* Start PROVIDED ENTRIES *

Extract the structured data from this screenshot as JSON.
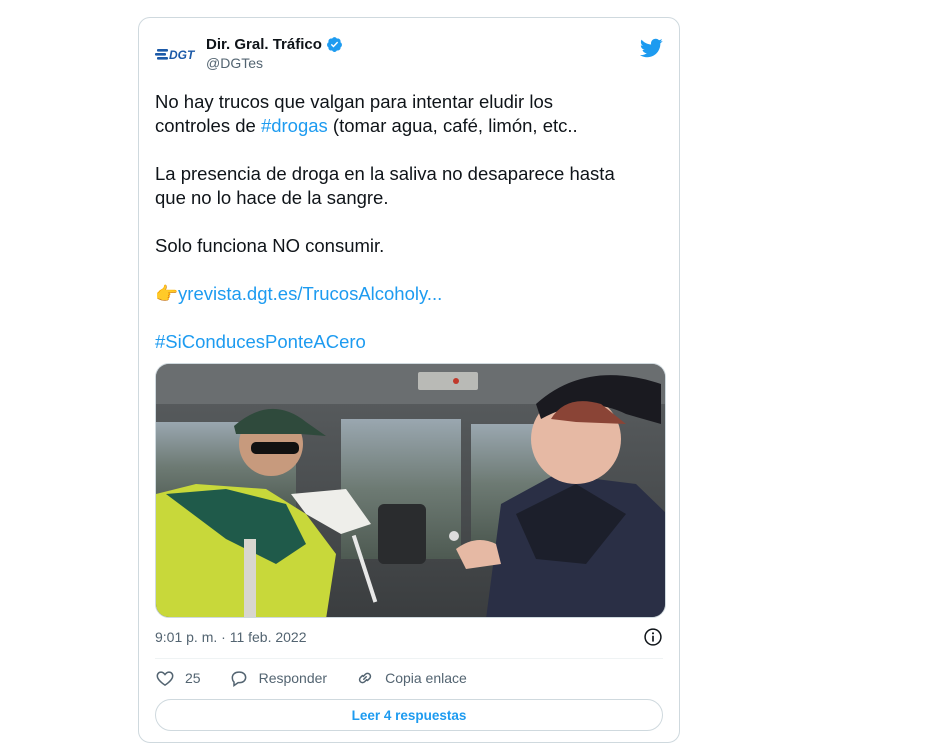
{
  "tweet": {
    "author_name": "Dir. Gral. Tráfico",
    "author_handle": "@DGTes",
    "logo_text": "DGT",
    "line1a": "No hay trucos que valgan para intentar eludir los",
    "line1b_pre": "controles de ",
    "hashtag_drogas": "#drogas",
    "line1b_post": " (tomar agua, café, limón, etc..",
    "para2": "La presencia de droga en la saliva no desaparece hasta que no lo hace de la sangre.",
    "para3": "Solo funciona NO consumir.",
    "emoji_pointer": "👉",
    "link_text": "yrevista.dgt.es/TrucosAlcoholy...",
    "hashtag_campaign": "#SiConducesPonteACero",
    "timestamp": "9:01 p. m. · 11 feb. 2022",
    "likes": "25",
    "reply_label": "Responder",
    "copy_label": "Copia enlace",
    "read_replies": "Leer 4 respuestas"
  },
  "colors": {
    "accent": "#1d9bf0",
    "like": "#536471",
    "text": "#0f1419",
    "secondary": "#536471",
    "dgt_blue": "#1c5aa8"
  },
  "icons": [
    "dgt-logo-icon",
    "verified-badge-icon",
    "twitter-bird-icon",
    "pointing-hand-emoji",
    "info-icon",
    "heart-icon",
    "reply-icon",
    "link-icon"
  ]
}
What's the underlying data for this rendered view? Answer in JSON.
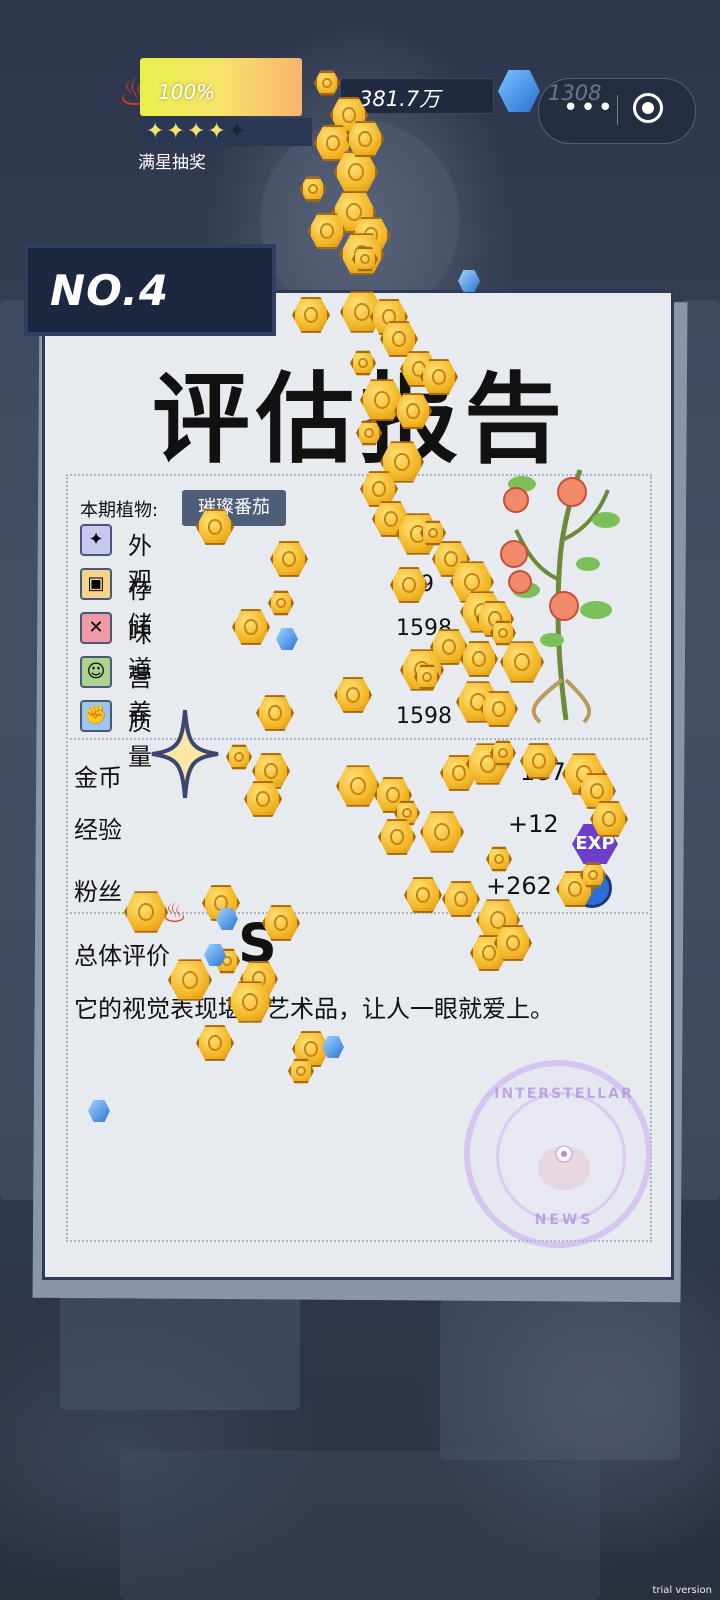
{
  "hud": {
    "heat_percent_label": "100%",
    "heat_fill": 1.0,
    "stars_filled": 4,
    "stars_total": 5,
    "lottery_label": "满星抽奖",
    "coins_label": "381.7万",
    "gems_label": "1308",
    "menu_icon": "more-dots-icon",
    "close_icon": "target-close-icon"
  },
  "report": {
    "badge": "NO.4",
    "title": "评估报告",
    "plant_label": "本期植物:",
    "plant_name": "璀璨番茄",
    "attributes": [
      {
        "label": "外观",
        "value": "",
        "icon": "sparkle-icon",
        "color": "#c7c7f0"
      },
      {
        "label": "存储",
        "value": "9",
        "icon": "box-icon",
        "color": "#f5d48a"
      },
      {
        "label": "味道",
        "value": "1598",
        "icon": "fork-knife-icon",
        "color": "#f19aa8"
      },
      {
        "label": "营养",
        "value": "1",
        "icon": "frog-icon",
        "color": "#a9d48e"
      },
      {
        "label": "质量",
        "value": "1598",
        "icon": "muscle-icon",
        "color": "#9cc6ee"
      }
    ],
    "rewards": [
      {
        "label": "金币",
        "value": "187"
      },
      {
        "label": "经验",
        "value": "+12"
      },
      {
        "label": "粉丝",
        "value": "+262"
      }
    ],
    "exp_badge": "EXP",
    "overall_label": "总体评价",
    "grade": "S",
    "comment": "它的视觉表现堪称艺术品，让人一眼就爱上。",
    "stamp_top": "INTERSTELLAR",
    "stamp_bottom": "NEWS"
  },
  "watermark": "trial version"
}
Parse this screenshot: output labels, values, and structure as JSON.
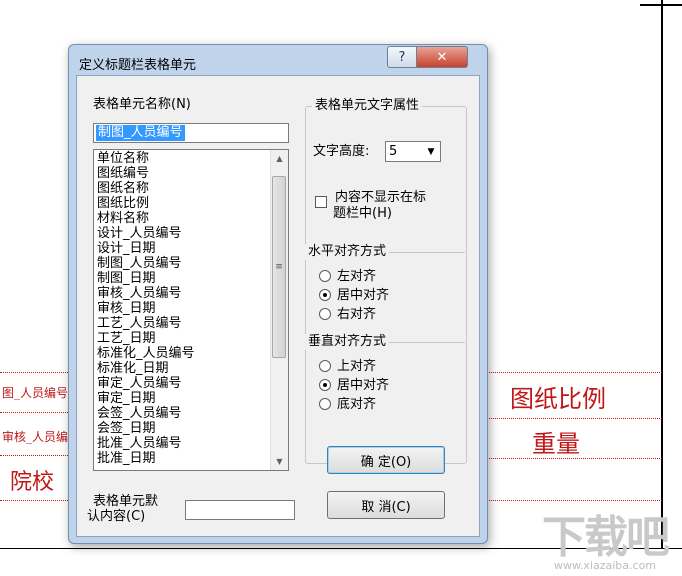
{
  "background": {
    "cad_labels": [
      "图纸比例",
      "重量",
      "院校"
    ],
    "cad_partial_labels": [
      "图_人员编号",
      "审核_人员编号"
    ],
    "watermark_main": "下载吧",
    "watermark_sub": "www.xiazaiba.com"
  },
  "dialog": {
    "title": "定义标题栏表格单元",
    "help_label": "?",
    "close_label": "✕",
    "cell_name_label": "表格单元名称(N)",
    "cell_name_value": "制图_人员编号",
    "list_items": [
      "单位名称",
      "图纸编号",
      "图纸名称",
      "图纸比例",
      "材料名称",
      "设计_人员编号",
      "设计_日期",
      "制图_人员编号",
      "制图_日期",
      "审核_人员编号",
      "审核_日期",
      "工艺_人员编号",
      "工艺_日期",
      "标准化_人员编号",
      "标准化_日期",
      "审定_人员编号",
      "审定_日期",
      "会签_人员编号",
      "会签_日期",
      "批准_人员编号",
      "批准_日期"
    ],
    "text_props_group": "表格单元文字属性",
    "text_height_label": "文字高度:",
    "text_height_value": "5",
    "hide_content_label_line1": "内容不显示在标",
    "hide_content_label_line2": "题栏中(H)",
    "hide_content_checked": false,
    "h_align_group": "水平对齐方式",
    "h_align_options": [
      "左对齐",
      "居中对齐",
      "右对齐"
    ],
    "h_align_selected": "居中对齐",
    "v_align_group": "垂直对齐方式",
    "v_align_options": [
      "上对齐",
      "居中对齐",
      "底对齐"
    ],
    "v_align_selected": "居中对齐",
    "ok_label": "确  定(O)",
    "cancel_label": "取  消(C)",
    "default_content_label_line1": "表格单元默",
    "default_content_label_line2": "认内容(C)",
    "default_content_value": ""
  },
  "colors": {
    "cad_red": "#c01818",
    "dialog_frame": "#bfd3ea",
    "client_bg": "#f0f0f0",
    "selection": "#3399ff",
    "close_button": "#c7432c"
  }
}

* End PROVIDED ENTRIES *

> [GIVEN PROBLEM]: Transcribe each entry above exactly, apart from the pictures.

> [THE OUTPUT]:
Extract the structured data from this screenshot as JSON.
{
  "tweet": {
    "author_name": "Dir. Gral. Tráfico",
    "author_handle": "@DGTes",
    "logo_text": "DGT",
    "line1a": "No hay trucos que valgan para intentar eludir los",
    "line1b_pre": "controles de ",
    "hashtag_drogas": "#drogas",
    "line1b_post": " (tomar agua, café, limón, etc..",
    "para2": "La presencia de droga en la saliva no desaparece hasta que no lo hace de la sangre.",
    "para3": "Solo funciona NO consumir.",
    "emoji_pointer": "👉",
    "link_text": "yrevista.dgt.es/TrucosAlcoholy...",
    "hashtag_campaign": "#SiConducesPonteACero",
    "timestamp": "9:01 p. m. · 11 feb. 2022",
    "likes": "25",
    "reply_label": "Responder",
    "copy_label": "Copia enlace",
    "read_replies": "Leer 4 respuestas"
  },
  "colors": {
    "accent": "#1d9bf0",
    "like": "#536471",
    "text": "#0f1419",
    "secondary": "#536471",
    "dgt_blue": "#1c5aa8"
  },
  "icons": [
    "dgt-logo-icon",
    "verified-badge-icon",
    "twitter-bird-icon",
    "pointing-hand-emoji",
    "info-icon",
    "heart-icon",
    "reply-icon",
    "link-icon"
  ]
}
What's the underlying data for this rendered view? Answer in JSON.
{
  "hud": {
    "heat_percent_label": "100%",
    "heat_fill": 1.0,
    "stars_filled": 4,
    "stars_total": 5,
    "lottery_label": "满星抽奖",
    "coins_label": "381.7万",
    "gems_label": "1308",
    "menu_icon": "more-dots-icon",
    "close_icon": "target-close-icon"
  },
  "report": {
    "badge": "NO.4",
    "title": "评估报告",
    "plant_label": "本期植物:",
    "plant_name": "璀璨番茄",
    "attributes": [
      {
        "label": "外观",
        "value": "",
        "icon": "sparkle-icon",
        "color": "#c7c7f0"
      },
      {
        "label": "存储",
        "value": "9",
        "icon": "box-icon",
        "color": "#f5d48a"
      },
      {
        "label": "味道",
        "value": "1598",
        "icon": "fork-knife-icon",
        "color": "#f19aa8"
      },
      {
        "label": "营养",
        "value": "1",
        "icon": "frog-icon",
        "color": "#a9d48e"
      },
      {
        "label": "质量",
        "value": "1598",
        "icon": "muscle-icon",
        "color": "#9cc6ee"
      }
    ],
    "rewards": [
      {
        "label": "金币",
        "value": "187"
      },
      {
        "label": "经验",
        "value": "+12"
      },
      {
        "label": "粉丝",
        "value": "+262"
      }
    ],
    "exp_badge": "EXP",
    "overall_label": "总体评价",
    "grade": "S",
    "comment": "它的视觉表现堪称艺术品，让人一眼就爱上。",
    "stamp_top": "INTERSTELLAR",
    "stamp_bottom": "NEWS"
  },
  "watermark": "trial version"
}
Parse this screenshot: output labels, values, and structure as JSON.
{
  "background": {
    "cad_labels": [
      "图纸比例",
      "重量",
      "院校"
    ],
    "cad_partial_labels": [
      "图_人员编号",
      "审核_人员编号"
    ],
    "watermark_main": "下载吧",
    "watermark_sub": "www.xiazaiba.com"
  },
  "dialog": {
    "title": "定义标题栏表格单元",
    "help_label": "?",
    "close_label": "✕",
    "cell_name_label": "表格单元名称(N)",
    "cell_name_value": "制图_人员编号",
    "list_items": [
      "单位名称",
      "图纸编号",
      "图纸名称",
      "图纸比例",
      "材料名称",
      "设计_人员编号",
      "设计_日期",
      "制图_人员编号",
      "制图_日期",
      "审核_人员编号",
      "审核_日期",
      "工艺_人员编号",
      "工艺_日期",
      "标准化_人员编号",
      "标准化_日期",
      "审定_人员编号",
      "审定_日期",
      "会签_人员编号",
      "会签_日期",
      "批准_人员编号",
      "批准_日期"
    ],
    "text_props_group": "表格单元文字属性",
    "text_height_label": "文字高度:",
    "text_height_value": "5",
    "hide_content_label_line1": "内容不显示在标",
    "hide_content_label_line2": "题栏中(H)",
    "hide_content_checked": false,
    "h_align_group": "水平对齐方式",
    "h_align_options": [
      "左对齐",
      "居中对齐",
      "右对齐"
    ],
    "h_align_selected": "居中对齐",
    "v_align_group": "垂直对齐方式",
    "v_align_options": [
      "上对齐",
      "居中对齐",
      "底对齐"
    ],
    "v_align_selected": "居中对齐",
    "ok_label": "确  定(O)",
    "cancel_label": "取  消(C)",
    "default_content_label_line1": "表格单元默",
    "default_content_label_line2": "认内容(C)",
    "default_content_value": ""
  },
  "colors": {
    "cad_red": "#c01818",
    "dialog_frame": "#bfd3ea",
    "client_bg": "#f0f0f0",
    "selection": "#3399ff",
    "close_button": "#c7432c"
  }
}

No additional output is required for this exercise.